Stored data:
■ ■ ■ ■ ■
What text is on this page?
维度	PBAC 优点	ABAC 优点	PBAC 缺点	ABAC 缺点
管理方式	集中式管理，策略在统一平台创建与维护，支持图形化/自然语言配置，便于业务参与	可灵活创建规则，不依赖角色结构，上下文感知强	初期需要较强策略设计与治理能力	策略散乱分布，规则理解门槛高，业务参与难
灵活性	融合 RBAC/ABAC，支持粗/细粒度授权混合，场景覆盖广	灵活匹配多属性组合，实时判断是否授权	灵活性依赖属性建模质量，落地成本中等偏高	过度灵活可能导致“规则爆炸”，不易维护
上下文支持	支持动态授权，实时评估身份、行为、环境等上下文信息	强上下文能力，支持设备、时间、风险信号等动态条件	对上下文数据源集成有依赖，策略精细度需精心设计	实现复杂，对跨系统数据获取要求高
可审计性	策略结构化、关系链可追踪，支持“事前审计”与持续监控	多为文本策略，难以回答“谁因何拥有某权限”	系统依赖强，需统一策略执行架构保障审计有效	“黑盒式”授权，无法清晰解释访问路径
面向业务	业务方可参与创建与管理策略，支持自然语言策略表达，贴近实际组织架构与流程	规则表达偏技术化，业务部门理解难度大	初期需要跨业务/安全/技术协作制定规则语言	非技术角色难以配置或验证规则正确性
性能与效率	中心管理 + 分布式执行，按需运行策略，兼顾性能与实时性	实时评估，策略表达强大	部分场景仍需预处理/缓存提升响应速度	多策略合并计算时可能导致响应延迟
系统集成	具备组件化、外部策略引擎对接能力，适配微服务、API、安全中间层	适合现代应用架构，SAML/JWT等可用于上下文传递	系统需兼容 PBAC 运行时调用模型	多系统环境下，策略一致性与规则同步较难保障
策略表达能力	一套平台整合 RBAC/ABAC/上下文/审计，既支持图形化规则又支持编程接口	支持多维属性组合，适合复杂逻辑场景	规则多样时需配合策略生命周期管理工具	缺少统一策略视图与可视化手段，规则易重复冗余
■ ■ ■ ■ ■
[Your goal]: Take every line from the records above that has the word "RBAC" and copy it.

[Solution]:
灵活性	融合 RBAC/ABAC，支持粗/细粒度授权混合，场景覆盖广	灵活匹配多属性组合，实时判断是否授权	灵活性依赖属性建模质量，落地成本中等偏高	过度灵活可能导致“规则爆炸”，不易维护
策略表达能力	一套平台整合 RBAC/ABAC/上下文/审计，既支持图形化规则又支持编程接口	支持多维属性组合，适合复杂逻辑场景	规则多样时需配合策略生命周期管理工具	缺少统一策略视图与可视化手段，规则易重复冗余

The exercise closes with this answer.